## START

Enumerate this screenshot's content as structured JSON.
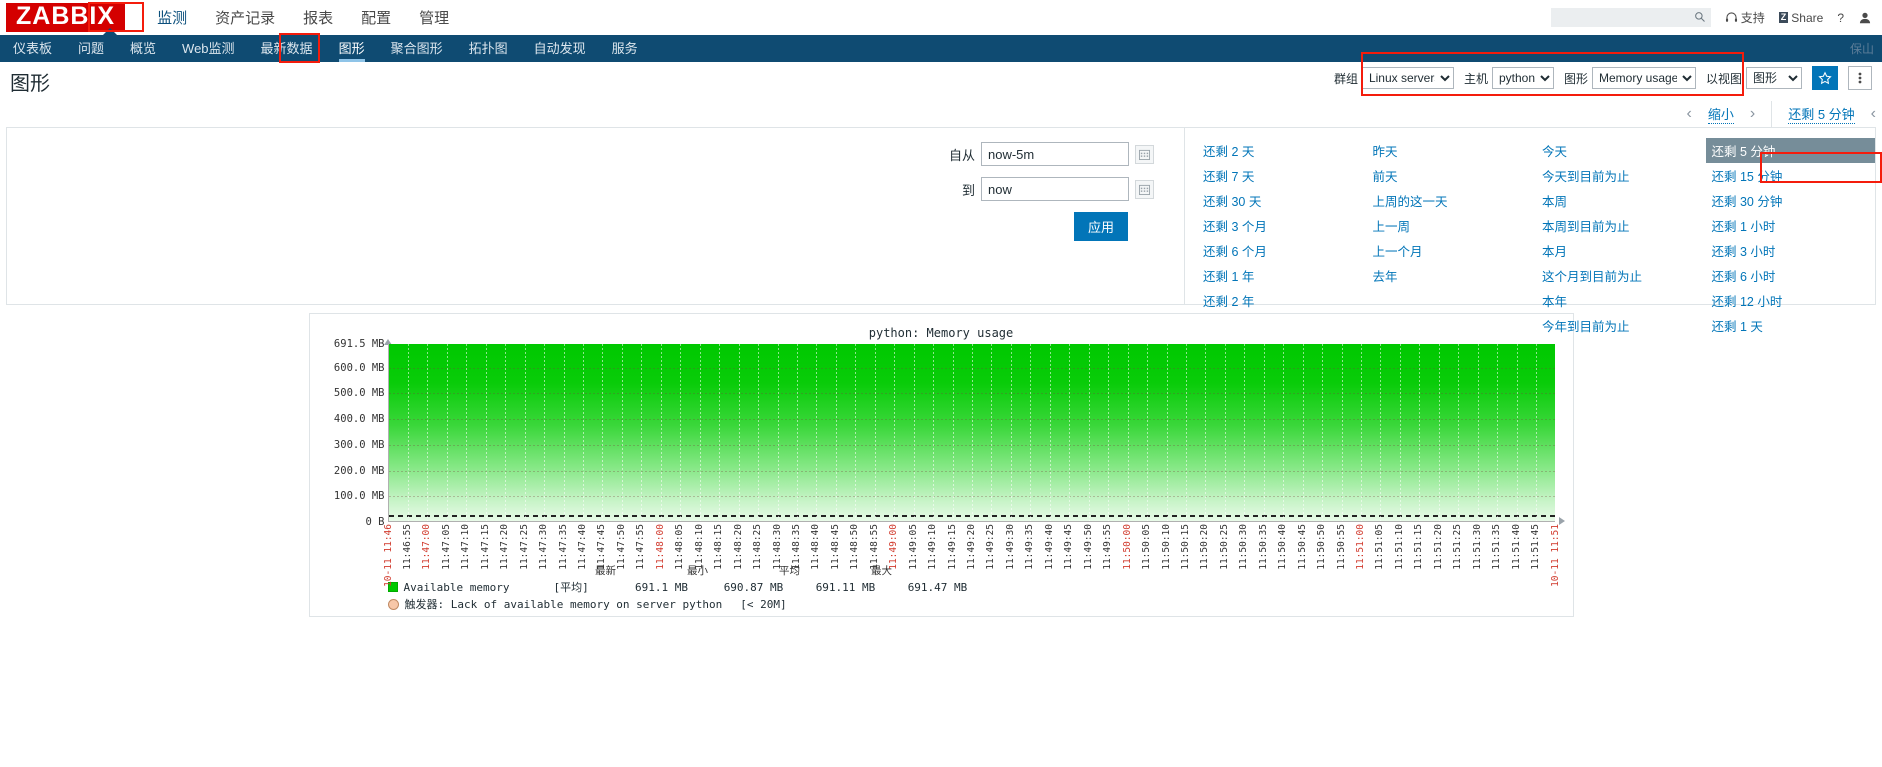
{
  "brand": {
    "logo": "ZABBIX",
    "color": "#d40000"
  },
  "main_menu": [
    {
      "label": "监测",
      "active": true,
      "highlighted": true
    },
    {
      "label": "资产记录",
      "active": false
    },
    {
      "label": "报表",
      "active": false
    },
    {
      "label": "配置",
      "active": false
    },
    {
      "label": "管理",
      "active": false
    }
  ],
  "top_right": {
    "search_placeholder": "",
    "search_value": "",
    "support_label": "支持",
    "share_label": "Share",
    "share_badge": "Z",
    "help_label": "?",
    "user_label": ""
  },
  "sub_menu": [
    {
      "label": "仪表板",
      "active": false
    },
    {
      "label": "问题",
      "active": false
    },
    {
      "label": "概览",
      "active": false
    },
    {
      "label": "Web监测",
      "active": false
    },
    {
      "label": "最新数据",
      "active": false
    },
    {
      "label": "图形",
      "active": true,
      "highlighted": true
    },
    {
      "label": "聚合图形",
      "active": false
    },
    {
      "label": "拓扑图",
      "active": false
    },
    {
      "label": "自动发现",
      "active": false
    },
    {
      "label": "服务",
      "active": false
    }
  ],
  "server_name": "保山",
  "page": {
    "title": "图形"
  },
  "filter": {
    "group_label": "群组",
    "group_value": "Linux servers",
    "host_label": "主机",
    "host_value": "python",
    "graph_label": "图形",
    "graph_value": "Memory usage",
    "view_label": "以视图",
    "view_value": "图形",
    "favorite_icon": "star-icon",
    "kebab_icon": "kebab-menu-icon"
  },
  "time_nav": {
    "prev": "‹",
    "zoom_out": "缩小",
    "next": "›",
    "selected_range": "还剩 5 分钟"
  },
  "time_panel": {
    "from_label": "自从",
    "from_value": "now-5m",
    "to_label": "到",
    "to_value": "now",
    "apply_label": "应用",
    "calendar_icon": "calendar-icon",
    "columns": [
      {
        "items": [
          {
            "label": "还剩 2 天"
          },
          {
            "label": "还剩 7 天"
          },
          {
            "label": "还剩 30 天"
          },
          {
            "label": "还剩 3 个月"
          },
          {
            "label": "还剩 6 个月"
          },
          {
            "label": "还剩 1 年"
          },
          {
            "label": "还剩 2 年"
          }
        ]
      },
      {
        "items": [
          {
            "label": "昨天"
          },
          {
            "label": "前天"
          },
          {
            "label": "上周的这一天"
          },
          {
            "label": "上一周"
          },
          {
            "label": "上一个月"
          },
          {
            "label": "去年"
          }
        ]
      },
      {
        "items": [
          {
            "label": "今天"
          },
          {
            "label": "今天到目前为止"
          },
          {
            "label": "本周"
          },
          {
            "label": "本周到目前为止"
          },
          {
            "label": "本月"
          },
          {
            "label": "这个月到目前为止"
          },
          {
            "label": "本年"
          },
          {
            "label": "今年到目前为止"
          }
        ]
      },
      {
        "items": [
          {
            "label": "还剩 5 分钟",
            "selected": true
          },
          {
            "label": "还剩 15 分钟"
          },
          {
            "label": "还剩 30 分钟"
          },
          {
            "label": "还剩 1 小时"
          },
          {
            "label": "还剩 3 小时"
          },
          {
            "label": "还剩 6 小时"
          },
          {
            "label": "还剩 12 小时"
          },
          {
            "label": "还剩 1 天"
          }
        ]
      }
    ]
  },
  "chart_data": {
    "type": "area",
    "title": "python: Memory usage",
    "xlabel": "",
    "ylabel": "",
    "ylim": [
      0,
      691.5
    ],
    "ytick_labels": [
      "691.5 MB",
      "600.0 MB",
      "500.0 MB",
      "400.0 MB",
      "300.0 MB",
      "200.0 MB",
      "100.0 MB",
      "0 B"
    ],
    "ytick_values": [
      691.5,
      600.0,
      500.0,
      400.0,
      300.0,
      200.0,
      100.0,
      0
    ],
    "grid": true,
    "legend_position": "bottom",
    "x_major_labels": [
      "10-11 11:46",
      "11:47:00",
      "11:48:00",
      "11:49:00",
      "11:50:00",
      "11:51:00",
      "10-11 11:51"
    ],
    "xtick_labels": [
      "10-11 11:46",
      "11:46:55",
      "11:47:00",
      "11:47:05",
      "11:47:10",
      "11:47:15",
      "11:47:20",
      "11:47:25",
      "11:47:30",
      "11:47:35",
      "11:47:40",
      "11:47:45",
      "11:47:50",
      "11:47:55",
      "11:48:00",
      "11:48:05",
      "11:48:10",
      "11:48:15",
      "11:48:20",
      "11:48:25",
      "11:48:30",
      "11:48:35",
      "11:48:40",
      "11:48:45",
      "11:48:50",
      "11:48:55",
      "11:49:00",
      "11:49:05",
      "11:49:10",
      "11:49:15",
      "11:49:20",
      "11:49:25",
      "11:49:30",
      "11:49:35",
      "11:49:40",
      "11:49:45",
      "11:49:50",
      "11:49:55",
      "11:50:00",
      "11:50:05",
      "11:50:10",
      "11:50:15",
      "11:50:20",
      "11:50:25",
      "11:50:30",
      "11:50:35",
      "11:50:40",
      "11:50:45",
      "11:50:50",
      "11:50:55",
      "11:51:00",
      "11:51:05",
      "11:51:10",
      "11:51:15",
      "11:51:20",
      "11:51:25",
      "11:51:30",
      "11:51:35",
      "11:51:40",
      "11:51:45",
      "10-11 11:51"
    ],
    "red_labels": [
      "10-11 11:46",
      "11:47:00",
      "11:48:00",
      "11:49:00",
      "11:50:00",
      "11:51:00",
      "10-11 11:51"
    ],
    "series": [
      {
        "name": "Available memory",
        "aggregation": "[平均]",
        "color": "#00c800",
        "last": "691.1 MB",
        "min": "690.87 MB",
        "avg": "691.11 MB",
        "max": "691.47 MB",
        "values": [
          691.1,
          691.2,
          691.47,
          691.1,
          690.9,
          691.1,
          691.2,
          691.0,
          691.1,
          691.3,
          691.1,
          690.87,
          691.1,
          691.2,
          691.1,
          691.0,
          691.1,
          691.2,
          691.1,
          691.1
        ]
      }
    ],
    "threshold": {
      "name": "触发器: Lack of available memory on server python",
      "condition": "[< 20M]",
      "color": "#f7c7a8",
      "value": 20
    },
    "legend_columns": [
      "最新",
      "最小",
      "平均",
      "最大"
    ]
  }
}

## END
## START

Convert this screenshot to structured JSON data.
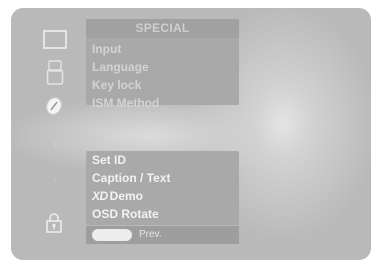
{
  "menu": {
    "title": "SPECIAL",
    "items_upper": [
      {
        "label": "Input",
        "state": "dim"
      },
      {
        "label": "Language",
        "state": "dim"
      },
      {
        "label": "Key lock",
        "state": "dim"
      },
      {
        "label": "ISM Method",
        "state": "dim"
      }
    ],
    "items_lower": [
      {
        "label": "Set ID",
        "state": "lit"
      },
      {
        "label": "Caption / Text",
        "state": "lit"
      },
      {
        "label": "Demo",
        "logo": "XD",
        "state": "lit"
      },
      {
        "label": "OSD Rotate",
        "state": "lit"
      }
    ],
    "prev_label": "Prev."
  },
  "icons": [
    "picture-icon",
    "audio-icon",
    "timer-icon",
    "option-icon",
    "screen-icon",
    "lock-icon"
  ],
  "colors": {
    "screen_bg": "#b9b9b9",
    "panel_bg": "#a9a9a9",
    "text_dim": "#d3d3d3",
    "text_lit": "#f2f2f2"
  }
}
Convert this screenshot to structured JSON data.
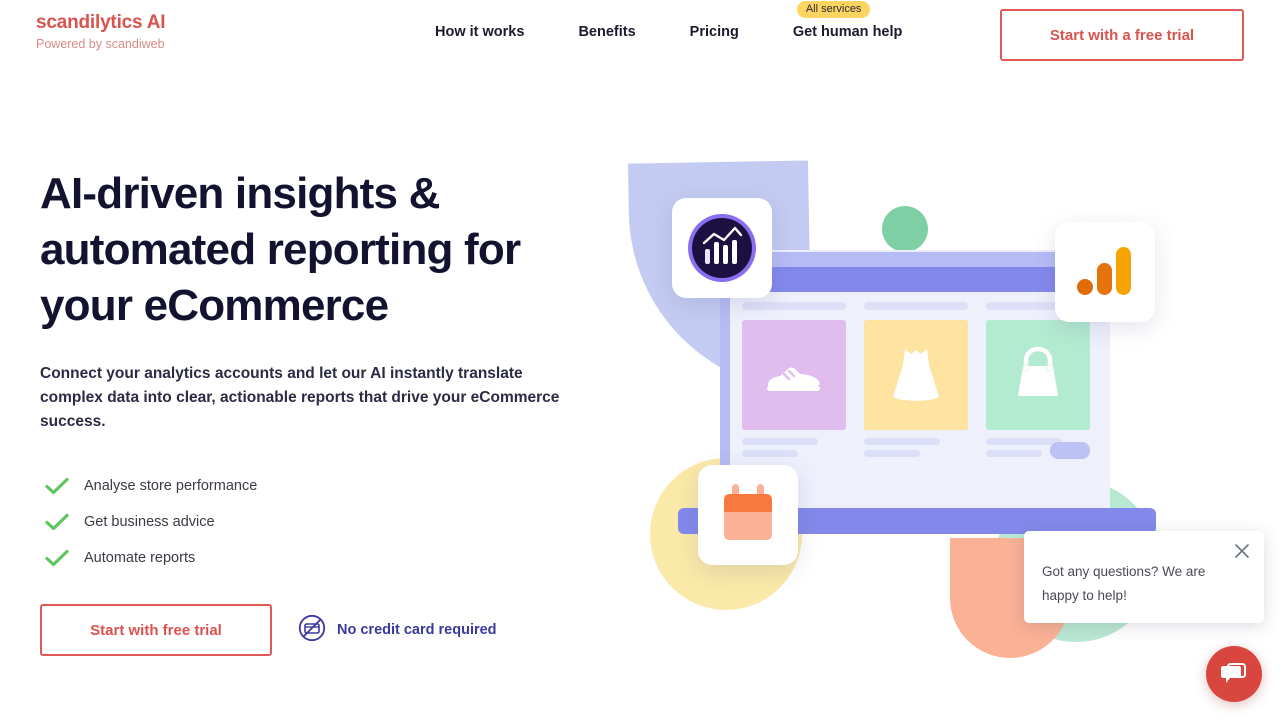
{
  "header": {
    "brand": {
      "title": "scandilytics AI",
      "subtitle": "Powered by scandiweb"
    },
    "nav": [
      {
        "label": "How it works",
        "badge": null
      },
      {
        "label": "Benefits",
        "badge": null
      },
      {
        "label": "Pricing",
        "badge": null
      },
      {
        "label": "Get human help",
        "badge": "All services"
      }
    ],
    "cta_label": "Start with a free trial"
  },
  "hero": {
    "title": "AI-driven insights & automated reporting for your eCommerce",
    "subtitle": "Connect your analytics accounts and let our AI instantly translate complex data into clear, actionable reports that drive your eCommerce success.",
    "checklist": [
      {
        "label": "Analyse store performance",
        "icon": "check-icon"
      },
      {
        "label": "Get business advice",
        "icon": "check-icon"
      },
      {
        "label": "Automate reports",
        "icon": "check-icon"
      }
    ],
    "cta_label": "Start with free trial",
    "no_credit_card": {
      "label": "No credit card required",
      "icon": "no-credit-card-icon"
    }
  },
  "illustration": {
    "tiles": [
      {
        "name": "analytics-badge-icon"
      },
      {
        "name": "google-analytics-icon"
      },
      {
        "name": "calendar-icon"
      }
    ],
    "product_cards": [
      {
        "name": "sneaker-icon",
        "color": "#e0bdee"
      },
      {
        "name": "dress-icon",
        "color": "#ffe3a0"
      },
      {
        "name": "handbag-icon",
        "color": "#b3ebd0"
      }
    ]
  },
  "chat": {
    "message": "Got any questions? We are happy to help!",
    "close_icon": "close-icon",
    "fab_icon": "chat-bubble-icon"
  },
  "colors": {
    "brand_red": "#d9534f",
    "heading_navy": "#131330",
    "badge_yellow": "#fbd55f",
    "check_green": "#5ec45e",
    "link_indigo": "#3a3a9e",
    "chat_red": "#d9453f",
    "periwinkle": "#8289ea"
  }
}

## END

- CHALLENGE: Pick out, from the lines above, every one that contains the string "with".

- IN RESPONSE:
    "cta_label": "Start with a free trial"
    "cta_label": "Start with free trial",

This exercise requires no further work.